Problem to work on — Rename "users-label" to "user-count-label" in the entries from the start of the records through the line with "total-label: 729 (801, 286, 826, 303)", and rewrite those lines with everything else unchanged.

Task inputs —
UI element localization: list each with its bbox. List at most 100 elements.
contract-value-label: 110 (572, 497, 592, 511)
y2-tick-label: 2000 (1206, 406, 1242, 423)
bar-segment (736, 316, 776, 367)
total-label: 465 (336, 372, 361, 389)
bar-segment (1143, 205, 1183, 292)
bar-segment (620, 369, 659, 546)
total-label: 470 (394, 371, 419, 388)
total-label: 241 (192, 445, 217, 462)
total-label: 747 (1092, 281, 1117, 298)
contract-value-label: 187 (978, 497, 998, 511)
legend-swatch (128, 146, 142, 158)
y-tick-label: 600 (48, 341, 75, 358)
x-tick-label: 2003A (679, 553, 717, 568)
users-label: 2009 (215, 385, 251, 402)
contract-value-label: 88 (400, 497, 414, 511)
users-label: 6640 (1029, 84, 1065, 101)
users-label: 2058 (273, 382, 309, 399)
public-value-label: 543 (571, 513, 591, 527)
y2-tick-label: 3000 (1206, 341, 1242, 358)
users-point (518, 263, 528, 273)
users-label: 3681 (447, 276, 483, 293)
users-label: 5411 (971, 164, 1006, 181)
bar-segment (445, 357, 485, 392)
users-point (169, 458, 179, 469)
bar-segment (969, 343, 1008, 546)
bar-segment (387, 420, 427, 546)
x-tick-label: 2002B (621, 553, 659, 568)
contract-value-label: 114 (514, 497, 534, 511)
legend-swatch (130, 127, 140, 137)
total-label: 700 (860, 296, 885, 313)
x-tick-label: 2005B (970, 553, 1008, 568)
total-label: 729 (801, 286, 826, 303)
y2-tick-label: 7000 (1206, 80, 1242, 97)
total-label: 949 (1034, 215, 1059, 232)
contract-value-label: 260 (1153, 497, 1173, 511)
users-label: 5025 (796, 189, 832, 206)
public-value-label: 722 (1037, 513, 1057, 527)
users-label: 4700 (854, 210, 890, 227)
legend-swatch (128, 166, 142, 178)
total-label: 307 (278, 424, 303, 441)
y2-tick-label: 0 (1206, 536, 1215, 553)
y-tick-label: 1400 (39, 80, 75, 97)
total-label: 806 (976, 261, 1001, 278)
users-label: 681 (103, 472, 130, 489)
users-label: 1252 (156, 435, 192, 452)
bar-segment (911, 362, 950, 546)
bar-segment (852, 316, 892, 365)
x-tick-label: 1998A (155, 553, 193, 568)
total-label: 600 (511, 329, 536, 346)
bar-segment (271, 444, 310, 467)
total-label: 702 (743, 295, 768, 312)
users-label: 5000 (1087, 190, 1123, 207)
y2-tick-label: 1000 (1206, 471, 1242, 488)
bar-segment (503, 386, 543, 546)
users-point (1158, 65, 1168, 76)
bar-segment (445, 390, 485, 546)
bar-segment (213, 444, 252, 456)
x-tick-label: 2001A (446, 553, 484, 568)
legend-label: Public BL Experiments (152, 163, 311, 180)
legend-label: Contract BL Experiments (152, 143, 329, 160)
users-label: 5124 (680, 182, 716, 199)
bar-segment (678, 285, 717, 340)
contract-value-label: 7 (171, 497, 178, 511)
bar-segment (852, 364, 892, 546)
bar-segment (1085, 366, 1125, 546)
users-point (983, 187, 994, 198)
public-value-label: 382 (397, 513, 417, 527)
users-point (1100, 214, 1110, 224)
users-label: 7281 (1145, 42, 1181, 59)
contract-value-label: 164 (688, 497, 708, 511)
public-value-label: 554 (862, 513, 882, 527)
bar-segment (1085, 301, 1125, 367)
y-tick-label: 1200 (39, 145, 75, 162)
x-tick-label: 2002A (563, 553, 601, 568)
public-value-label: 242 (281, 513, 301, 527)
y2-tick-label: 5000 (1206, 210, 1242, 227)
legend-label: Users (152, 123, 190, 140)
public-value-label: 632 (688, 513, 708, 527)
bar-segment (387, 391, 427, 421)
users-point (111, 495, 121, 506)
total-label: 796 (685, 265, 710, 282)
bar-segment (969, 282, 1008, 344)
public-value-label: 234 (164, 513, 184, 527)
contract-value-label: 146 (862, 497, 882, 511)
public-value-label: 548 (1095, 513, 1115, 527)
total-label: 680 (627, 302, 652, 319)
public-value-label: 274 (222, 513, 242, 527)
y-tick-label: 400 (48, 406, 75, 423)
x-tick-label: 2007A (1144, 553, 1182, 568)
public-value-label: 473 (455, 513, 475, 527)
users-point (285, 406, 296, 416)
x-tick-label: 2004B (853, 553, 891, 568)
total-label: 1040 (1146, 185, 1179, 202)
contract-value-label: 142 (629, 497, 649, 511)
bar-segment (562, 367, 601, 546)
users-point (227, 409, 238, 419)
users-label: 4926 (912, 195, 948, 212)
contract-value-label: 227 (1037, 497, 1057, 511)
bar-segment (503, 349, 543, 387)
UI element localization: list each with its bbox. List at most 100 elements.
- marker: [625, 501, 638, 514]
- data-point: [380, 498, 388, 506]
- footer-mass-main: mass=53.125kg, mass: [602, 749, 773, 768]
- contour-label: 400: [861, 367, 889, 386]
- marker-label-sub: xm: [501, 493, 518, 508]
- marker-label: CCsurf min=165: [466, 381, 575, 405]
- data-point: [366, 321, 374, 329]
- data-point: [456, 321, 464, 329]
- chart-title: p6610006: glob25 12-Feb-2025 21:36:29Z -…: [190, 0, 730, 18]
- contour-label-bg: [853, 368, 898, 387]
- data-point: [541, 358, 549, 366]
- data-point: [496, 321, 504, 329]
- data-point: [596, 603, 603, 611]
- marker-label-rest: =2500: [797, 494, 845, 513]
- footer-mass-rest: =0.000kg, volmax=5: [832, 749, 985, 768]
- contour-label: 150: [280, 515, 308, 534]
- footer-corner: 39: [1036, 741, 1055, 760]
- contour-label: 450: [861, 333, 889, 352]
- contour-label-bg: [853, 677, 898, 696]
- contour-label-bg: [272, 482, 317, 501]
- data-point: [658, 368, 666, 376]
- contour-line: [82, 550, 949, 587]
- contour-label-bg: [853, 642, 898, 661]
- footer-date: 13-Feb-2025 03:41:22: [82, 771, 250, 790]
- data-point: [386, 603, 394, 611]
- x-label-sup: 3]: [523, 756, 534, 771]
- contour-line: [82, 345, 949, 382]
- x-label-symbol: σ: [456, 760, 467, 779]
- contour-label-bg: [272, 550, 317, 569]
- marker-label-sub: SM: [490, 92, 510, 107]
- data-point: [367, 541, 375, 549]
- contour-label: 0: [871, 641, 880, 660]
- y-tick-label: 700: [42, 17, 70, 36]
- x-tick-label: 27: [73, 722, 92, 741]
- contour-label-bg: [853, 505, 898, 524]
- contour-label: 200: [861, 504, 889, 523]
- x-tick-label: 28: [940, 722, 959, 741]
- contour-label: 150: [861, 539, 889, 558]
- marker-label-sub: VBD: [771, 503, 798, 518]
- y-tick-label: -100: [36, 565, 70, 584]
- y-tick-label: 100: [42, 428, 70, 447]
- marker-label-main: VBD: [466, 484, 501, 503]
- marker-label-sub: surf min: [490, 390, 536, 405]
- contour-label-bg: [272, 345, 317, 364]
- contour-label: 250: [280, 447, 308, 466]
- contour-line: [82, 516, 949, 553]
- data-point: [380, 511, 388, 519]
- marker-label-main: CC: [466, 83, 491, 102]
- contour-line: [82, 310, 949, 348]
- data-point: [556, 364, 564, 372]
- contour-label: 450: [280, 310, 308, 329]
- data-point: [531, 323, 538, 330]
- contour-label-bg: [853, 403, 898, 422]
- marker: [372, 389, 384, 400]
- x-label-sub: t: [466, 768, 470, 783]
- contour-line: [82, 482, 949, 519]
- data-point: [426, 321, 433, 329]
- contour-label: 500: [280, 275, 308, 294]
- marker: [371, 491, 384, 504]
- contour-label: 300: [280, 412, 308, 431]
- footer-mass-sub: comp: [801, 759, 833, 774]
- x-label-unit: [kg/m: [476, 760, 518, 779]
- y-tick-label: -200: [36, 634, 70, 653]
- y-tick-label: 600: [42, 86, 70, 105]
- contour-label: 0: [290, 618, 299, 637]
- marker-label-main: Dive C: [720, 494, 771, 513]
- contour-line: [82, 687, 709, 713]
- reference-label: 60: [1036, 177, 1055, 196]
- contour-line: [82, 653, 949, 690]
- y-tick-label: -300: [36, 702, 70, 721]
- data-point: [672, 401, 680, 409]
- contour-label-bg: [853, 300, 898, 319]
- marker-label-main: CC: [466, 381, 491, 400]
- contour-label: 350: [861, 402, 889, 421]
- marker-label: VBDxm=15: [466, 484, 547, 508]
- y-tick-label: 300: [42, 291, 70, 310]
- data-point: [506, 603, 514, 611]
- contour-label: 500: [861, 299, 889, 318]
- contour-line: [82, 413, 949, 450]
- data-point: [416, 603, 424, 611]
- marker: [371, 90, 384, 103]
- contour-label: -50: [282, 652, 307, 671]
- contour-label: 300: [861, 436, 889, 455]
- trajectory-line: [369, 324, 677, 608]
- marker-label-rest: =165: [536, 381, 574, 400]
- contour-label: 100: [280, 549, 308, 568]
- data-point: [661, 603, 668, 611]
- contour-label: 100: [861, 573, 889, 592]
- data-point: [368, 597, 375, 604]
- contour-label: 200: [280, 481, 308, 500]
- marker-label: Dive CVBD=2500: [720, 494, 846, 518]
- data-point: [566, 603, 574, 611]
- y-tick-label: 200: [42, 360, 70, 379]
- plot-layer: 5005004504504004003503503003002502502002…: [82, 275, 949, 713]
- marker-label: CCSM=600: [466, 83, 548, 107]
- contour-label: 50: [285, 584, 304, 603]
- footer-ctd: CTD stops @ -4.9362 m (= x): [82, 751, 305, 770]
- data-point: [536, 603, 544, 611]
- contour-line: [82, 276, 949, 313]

Answer to the problem —
UI element localization: list each with its bbox. List at most 100 elements.
contract-value-label: 110 (572, 497, 592, 511)
y2-tick-label: 2000 (1206, 406, 1242, 423)
bar-segment (736, 316, 776, 367)
total-label: 465 (336, 372, 361, 389)
bar-segment (1143, 205, 1183, 292)
bar-segment (620, 369, 659, 546)
total-label: 470 (394, 371, 419, 388)
total-label: 241 (192, 445, 217, 462)
total-label: 747 (1092, 281, 1117, 298)
contract-value-label: 187 (978, 497, 998, 511)
legend-swatch (128, 146, 142, 158)
y-tick-label: 600 (48, 341, 75, 358)
x-tick-label: 2003A (679, 553, 717, 568)
user-count-label: 2009 (215, 385, 251, 402)
contract-value-label: 88 (400, 497, 414, 511)
user-count-label: 6640 (1029, 84, 1065, 101)
user-count-label: 2058 (273, 382, 309, 399)
public-value-label: 543 (571, 513, 591, 527)
y2-tick-label: 3000 (1206, 341, 1242, 358)
users-point (518, 263, 528, 273)
user-count-label: 3681 (447, 276, 483, 293)
user-count-label: 5411 (971, 164, 1006, 181)
bar-segment (445, 357, 485, 392)
users-point (169, 458, 179, 469)
bar-segment (969, 343, 1008, 546)
bar-segment (387, 420, 427, 546)
x-tick-label: 2002B (621, 553, 659, 568)
contract-value-label: 114 (514, 497, 534, 511)
legend-swatch (130, 127, 140, 137)
total-label: 700 (860, 296, 885, 313)
x-tick-label: 2005B (970, 553, 1008, 568)
total-label: 729 (801, 286, 826, 303)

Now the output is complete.